### [INSTRUCTIONS FOR THE TASK]
All of the data must be printed exactly; please include every line.
## Start SUPPLIED RECORDS
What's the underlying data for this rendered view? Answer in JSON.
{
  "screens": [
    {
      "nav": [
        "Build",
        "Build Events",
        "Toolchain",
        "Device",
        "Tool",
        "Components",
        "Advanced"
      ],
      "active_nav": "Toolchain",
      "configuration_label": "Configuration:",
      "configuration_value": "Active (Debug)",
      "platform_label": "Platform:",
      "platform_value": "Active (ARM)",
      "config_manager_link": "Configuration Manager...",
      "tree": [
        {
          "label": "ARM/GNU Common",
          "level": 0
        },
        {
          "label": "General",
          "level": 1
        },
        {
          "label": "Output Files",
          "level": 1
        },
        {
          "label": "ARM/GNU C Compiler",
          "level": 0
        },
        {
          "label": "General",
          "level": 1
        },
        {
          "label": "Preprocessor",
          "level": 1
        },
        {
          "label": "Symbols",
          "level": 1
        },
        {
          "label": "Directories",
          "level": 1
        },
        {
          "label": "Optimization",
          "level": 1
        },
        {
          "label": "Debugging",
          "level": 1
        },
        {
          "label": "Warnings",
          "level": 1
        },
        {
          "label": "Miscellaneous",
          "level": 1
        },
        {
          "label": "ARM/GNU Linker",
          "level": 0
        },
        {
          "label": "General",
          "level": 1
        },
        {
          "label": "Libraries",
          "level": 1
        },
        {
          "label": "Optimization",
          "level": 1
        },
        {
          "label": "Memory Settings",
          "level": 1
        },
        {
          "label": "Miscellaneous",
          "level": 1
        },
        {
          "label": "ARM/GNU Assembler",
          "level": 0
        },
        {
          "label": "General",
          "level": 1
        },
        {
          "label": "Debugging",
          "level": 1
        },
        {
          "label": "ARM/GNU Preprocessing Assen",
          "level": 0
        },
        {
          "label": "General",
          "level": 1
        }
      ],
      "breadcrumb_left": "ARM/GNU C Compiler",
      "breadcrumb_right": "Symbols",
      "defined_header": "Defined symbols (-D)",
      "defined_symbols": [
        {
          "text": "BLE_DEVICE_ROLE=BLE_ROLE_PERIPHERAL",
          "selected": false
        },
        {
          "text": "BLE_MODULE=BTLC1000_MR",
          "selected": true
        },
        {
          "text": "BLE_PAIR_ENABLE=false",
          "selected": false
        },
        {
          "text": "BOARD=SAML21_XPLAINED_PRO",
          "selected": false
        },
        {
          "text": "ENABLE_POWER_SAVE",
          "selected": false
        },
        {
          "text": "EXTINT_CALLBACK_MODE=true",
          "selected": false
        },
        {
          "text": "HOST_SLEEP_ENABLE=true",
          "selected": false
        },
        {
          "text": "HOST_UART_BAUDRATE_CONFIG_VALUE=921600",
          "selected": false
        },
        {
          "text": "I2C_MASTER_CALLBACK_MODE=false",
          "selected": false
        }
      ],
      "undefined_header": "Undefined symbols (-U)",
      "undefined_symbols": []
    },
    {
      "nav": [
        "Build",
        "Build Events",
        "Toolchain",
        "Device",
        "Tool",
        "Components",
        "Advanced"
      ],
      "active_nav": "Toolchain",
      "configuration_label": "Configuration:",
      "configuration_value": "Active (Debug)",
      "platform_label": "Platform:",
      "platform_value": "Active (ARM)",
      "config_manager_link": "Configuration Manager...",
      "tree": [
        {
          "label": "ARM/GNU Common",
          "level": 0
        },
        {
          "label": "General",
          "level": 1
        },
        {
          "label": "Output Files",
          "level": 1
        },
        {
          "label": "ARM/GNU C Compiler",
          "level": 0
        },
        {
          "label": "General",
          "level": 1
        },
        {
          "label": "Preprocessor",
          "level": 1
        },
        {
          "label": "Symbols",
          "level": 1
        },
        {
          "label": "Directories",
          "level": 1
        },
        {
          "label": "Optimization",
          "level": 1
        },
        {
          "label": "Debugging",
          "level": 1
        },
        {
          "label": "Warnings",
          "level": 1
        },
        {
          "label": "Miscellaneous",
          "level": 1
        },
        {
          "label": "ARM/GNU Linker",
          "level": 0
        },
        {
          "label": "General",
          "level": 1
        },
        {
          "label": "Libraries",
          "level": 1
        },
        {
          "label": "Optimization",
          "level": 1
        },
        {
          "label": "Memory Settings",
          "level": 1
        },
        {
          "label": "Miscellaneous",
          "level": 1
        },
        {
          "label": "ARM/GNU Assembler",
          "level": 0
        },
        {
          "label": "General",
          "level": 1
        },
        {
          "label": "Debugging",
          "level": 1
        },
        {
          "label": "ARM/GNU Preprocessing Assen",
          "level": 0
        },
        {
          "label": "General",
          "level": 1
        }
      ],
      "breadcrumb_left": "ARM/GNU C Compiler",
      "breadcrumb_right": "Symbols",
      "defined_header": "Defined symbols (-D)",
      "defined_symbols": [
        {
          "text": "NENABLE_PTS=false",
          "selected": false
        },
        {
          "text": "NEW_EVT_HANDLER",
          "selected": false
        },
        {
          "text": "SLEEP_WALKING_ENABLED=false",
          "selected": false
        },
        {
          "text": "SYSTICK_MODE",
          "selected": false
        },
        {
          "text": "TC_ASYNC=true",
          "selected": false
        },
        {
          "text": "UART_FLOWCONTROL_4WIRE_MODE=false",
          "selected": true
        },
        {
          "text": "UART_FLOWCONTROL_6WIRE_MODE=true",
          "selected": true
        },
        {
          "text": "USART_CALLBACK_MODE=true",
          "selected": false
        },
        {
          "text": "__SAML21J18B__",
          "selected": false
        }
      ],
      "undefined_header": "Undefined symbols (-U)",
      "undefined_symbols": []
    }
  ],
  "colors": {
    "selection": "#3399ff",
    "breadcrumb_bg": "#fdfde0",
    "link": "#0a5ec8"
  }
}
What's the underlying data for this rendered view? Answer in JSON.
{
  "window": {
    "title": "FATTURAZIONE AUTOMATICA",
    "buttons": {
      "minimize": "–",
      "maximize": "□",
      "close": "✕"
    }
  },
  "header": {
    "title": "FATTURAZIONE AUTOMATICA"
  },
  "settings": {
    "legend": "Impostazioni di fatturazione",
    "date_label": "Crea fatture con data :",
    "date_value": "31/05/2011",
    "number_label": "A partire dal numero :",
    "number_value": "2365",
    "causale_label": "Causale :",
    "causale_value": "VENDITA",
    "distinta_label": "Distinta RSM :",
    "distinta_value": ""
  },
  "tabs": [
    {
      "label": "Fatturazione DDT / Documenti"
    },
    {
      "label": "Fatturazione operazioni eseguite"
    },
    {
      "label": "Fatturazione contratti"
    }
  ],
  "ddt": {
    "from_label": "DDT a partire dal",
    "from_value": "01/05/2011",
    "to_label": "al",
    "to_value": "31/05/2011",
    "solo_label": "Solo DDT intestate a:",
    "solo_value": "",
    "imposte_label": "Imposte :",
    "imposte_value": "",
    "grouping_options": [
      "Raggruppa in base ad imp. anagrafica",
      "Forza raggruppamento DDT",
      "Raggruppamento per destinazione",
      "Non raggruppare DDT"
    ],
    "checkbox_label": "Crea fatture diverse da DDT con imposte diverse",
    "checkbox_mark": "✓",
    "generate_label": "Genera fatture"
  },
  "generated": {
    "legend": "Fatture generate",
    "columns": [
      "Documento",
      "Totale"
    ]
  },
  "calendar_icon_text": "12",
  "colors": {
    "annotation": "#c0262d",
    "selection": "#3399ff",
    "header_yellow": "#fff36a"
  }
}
## End SUPPLIED RECORDS
### [WRITTEN RESPONSE]
What's the underlying data for this rendered view? Answer in JSON.
{
  "screens": [
    {
      "nav": [
        "Build",
        "Build Events",
        "Toolchain",
        "Device",
        "Tool",
        "Components",
        "Advanced"
      ],
      "active_nav": "Toolchain",
      "configuration_label": "Configuration:",
      "configuration_value": "Active (Debug)",
      "platform_label": "Platform:",
      "platform_value": "Active (ARM)",
      "config_manager_link": "Configuration Manager...",
      "tree": [
        {
          "label": "ARM/GNU Common",
          "level": 0
        },
        {
          "label": "General",
          "level": 1
        },
        {
          "label": "Output Files",
          "level": 1
        },
        {
          "label": "ARM/GNU C Compiler",
          "level": 0
        },
        {
          "label": "General",
          "level": 1
        },
        {
          "label": "Preprocessor",
          "level": 1
        },
        {
          "label": "Symbols",
          "level": 1
        },
        {
          "label": "Directories",
          "level": 1
        },
        {
          "label": "Optimization",
          "level": 1
        },
        {
          "label": "Debugging",
          "level": 1
        },
        {
          "label": "Warnings",
          "level": 1
        },
        {
          "label": "Miscellaneous",
          "level": 1
        },
        {
          "label": "ARM/GNU Linker",
          "level": 0
        },
        {
          "label": "General",
          "level": 1
        },
        {
          "label": "Libraries",
          "level": 1
        },
        {
          "label": "Optimization",
          "level": 1
        },
        {
          "label": "Memory Settings",
          "level": 1
        },
        {
          "label": "Miscellaneous",
          "level": 1
        },
        {
          "label": "ARM/GNU Assembler",
          "level": 0
        },
        {
          "label": "General",
          "level": 1
        },
        {
          "label": "Debugging",
          "level": 1
        },
        {
          "label": "ARM/GNU Preprocessing Assen",
          "level": 0
        },
        {
          "label": "General",
          "level": 1
        }
      ],
      "breadcrumb_left": "ARM/GNU C Compiler",
      "breadcrumb_right": "Symbols",
      "defined_header": "Defined symbols (-D)",
      "defined_symbols": [
        {
          "text": "BLE_DEVICE_ROLE=BLE_ROLE_PERIPHERAL",
          "selected": false
        },
        {
          "text": "BLE_MODULE=BTLC1000_MR",
          "selected": true
        },
        {
          "text": "BLE_PAIR_ENABLE=false",
          "selected": false
        },
        {
          "text": "BOARD=SAML21_XPLAINED_PRO",
          "selected": false
        },
        {
          "text": "ENABLE_POWER_SAVE",
          "selected": false
        },
        {
          "text": "EXTINT_CALLBACK_MODE=true",
          "selected": false
        },
        {
          "text": "HOST_SLEEP_ENABLE=true",
          "selected": false
        },
        {
          "text": "HOST_UART_BAUDRATE_CONFIG_VALUE=921600",
          "selected": false
        },
        {
          "text": "I2C_MASTER_CALLBACK_MODE=false",
          "selected": false
        }
      ],
      "undefined_header": "Undefined symbols (-U)",
      "undefined_symbols": []
    },
    {
      "nav": [
        "Build",
        "Build Events",
        "Toolchain",
        "Device",
        "Tool",
        "Components",
        "Advanced"
      ],
      "active_nav": "Toolchain",
      "configuration_label": "Configuration:",
      "configuration_value": "Active (Debug)",
      "platform_label": "Platform:",
      "platform_value": "Active (ARM)",
      "config_manager_link": "Configuration Manager...",
      "tree": [
        {
          "label": "ARM/GNU Common",
          "level": 0
        },
        {
          "label": "General",
          "level": 1
        },
        {
          "label": "Output Files",
          "level": 1
        },
        {
          "label": "ARM/GNU C Compiler",
          "level": 0
        },
        {
          "label": "General",
          "level": 1
        },
        {
          "label": "Preprocessor",
          "level": 1
        },
        {
          "label": "Symbols",
          "level": 1
        },
        {
          "label": "Directories",
          "level": 1
        },
        {
          "label": "Optimization",
          "level": 1
        },
        {
          "label": "Debugging",
          "level": 1
        },
        {
          "label": "Warnings",
          "level": 1
        },
        {
          "label": "Miscellaneous",
          "level": 1
        },
        {
          "label": "ARM/GNU Linker",
          "level": 0
        },
        {
          "label": "General",
          "level": 1
        },
        {
          "label": "Libraries",
          "level": 1
        },
        {
          "label": "Optimization",
          "level": 1
        },
        {
          "label": "Memory Settings",
          "level": 1
        },
        {
          "label": "Miscellaneous",
          "level": 1
        },
        {
          "label": "ARM/GNU Assembler",
          "level": 0
        },
        {
          "label": "General",
          "level": 1
        },
        {
          "label": "Debugging",
          "level": 1
        },
        {
          "label": "ARM/GNU Preprocessing Assen",
          "level": 0
        },
        {
          "label": "General",
          "level": 1
        }
      ],
      "breadcrumb_left": "ARM/GNU C Compiler",
      "breadcrumb_right": "Symbols",
      "defined_header": "Defined symbols (-D)",
      "defined_symbols": [
        {
          "text": "NENABLE_PTS=false",
          "selected": false
        },
        {
          "text": "NEW_EVT_HANDLER",
          "selected": false
        },
        {
          "text": "SLEEP_WALKING_ENABLED=false",
          "selected": false
        },
        {
          "text": "SYSTICK_MODE",
          "selected": false
        },
        {
          "text": "TC_ASYNC=true",
          "selected": false
        },
        {
          "text": "UART_FLOWCONTROL_4WIRE_MODE=false",
          "selected": true
        },
        {
          "text": "UART_FLOWCONTROL_6WIRE_MODE=true",
          "selected": true
        },
        {
          "text": "USART_CALLBACK_MODE=true",
          "selected": false
        },
        {
          "text": "__SAML21J18B__",
          "selected": false
        }
      ],
      "undefined_header": "Undefined symbols (-U)",
      "undefined_symbols": []
    }
  ],
  "colors": {
    "selection": "#3399ff",
    "breadcrumb_bg": "#fdfde0",
    "link": "#0a5ec8"
  }
}
What's the underlying data for this rendered view? Answer in JSON.
{
  "window": {
    "title": "FATTURAZIONE AUTOMATICA",
    "buttons": {
      "minimize": "–",
      "maximize": "□",
      "close": "✕"
    }
  },
  "header": {
    "title": "FATTURAZIONE AUTOMATICA"
  },
  "settings": {
    "legend": "Impostazioni di fatturazione",
    "date_label": "Crea fatture con data :",
    "date_value": "31/05/2011",
    "number_label": "A partire dal numero :",
    "number_value": "2365",
    "causale_label": "Causale :",
    "causale_value": "VENDITA",
    "distinta_label": "Distinta RSM :",
    "distinta_value": ""
  },
  "tabs": [
    {
      "label": "Fatturazione DDT / Documenti"
    },
    {
      "label": "Fatturazione operazioni eseguite"
    },
    {
      "label": "Fatturazione contratti"
    }
  ],
  "ddt": {
    "from_label": "DDT a partire dal",
    "from_value": "01/05/2011",
    "to_label": "al",
    "to_value": "31/05/2011",
    "solo_label": "Solo DDT intestate a:",
    "solo_value": "",
    "imposte_label": "Imposte :",
    "imposte_value": "",
    "grouping_options": [
      "Raggruppa in base ad imp. anagrafica",
      "Forza raggruppamento DDT",
      "Raggruppamento per destinazione",
      "Non raggruppare DDT"
    ],
    "checkbox_label": "Crea fatture diverse da DDT con imposte diverse",
    "checkbox_mark": "✓",
    "generate_label": "Genera fatture"
  },
  "generated": {
    "legend": "Fatture generate",
    "columns": [
      "Documento",
      "Totale"
    ]
  },
  "calendar_icon_text": "12",
  "colors": {
    "annotation": "#c0262d",
    "selection": "#3399ff",
    "header_yellow": "#fff36a"
  }
}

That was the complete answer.